_EXERCISE INSTRUCTIONS_
Send each entry back exactly as given, pictures excluded.

_SOURCE MATERIAL_

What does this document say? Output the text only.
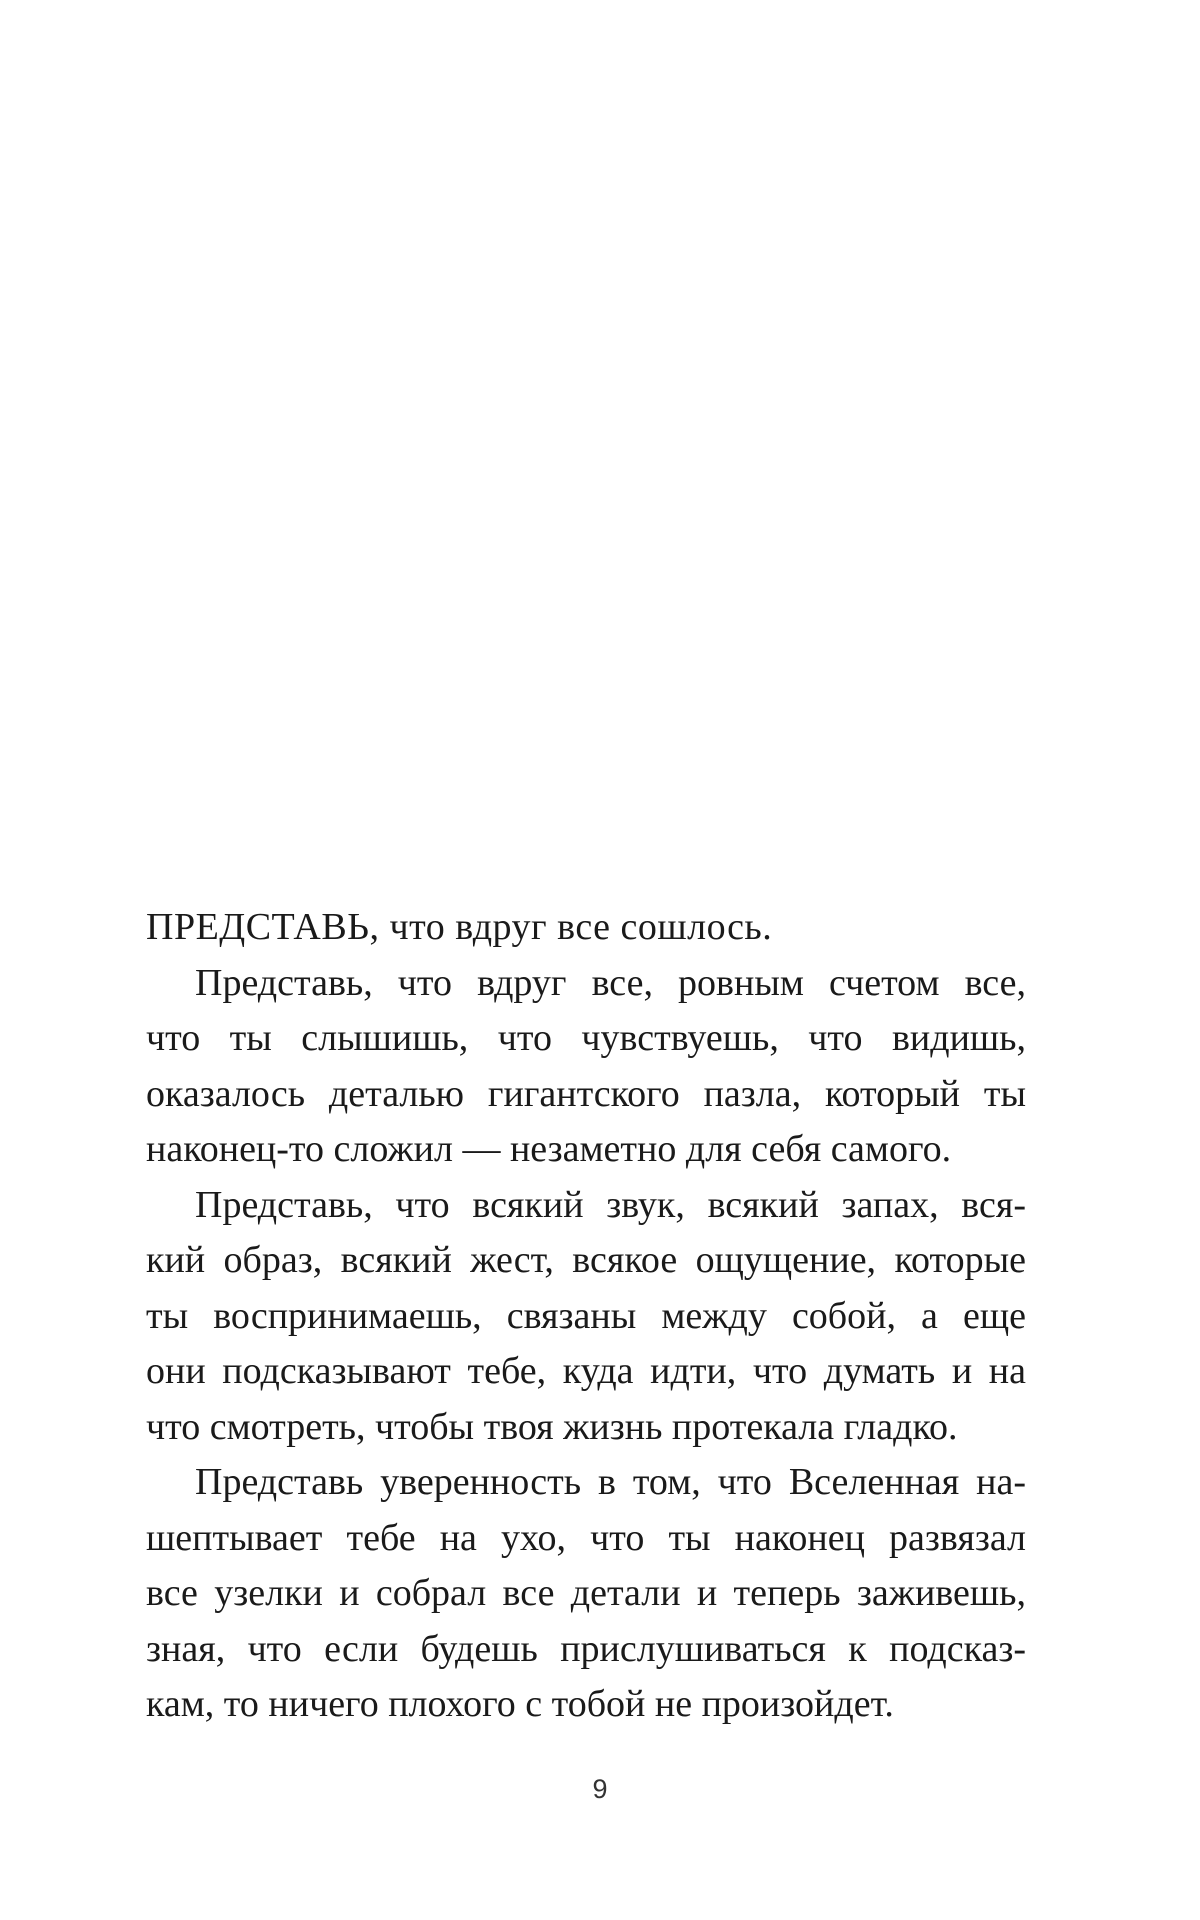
ПРЕДСТАВЬ, что вдруг все сошлось.
Представь, что вдруг все, ровным счетом все,
что ты слышишь, что чувствуешь, что видишь,
оказалось деталью гигантского пазла, который ты
наконец-то сложил — незаметно для себя самого.
Представь, что всякий звук, всякий запах, вся-
кий образ, всякий жест, всякое ощущение, которые
ты воспринимаешь, связаны между собой, а еще
они подсказывают тебе, куда идти, что думать и на
что смотреть, чтобы твоя жизнь протекала гладко.
Представь уверенность в том, что Вселенная на-
шептывает тебе на ухо, что ты наконец развязал
все узелки и собрал все детали и теперь заживешь,
зная, что если будешь прислушиваться к подсказ-
кам, то ничего плохого с тобой не произойдет.
9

_WRITTEN RESPONSE_
What does this document say? Output the text only.
ПРЕДСТАВЬ, что вдруг все сошлось.
Представь, что вдруг все, ровным счетом все,
что ты слышишь, что чувствуешь, что видишь,
оказалось деталью гигантского пазла, который ты
наконец-то сложил — незаметно для себя самого.
Представь, что всякий звук, всякий запах, вся-
кий образ, всякий жест, всякое ощущение, которые
ты воспринимаешь, связаны между собой, а еще
они подсказывают тебе, куда идти, что думать и на
что смотреть, чтобы твоя жизнь протекала гладко.
Представь уверенность в том, что Вселенная на-
шептывает тебе на ухо, что ты наконец развязал
все узелки и собрал все детали и теперь заживешь,
зная, что если будешь прислушиваться к подсказ-
кам, то ничего плохого с тобой не произойдет.
9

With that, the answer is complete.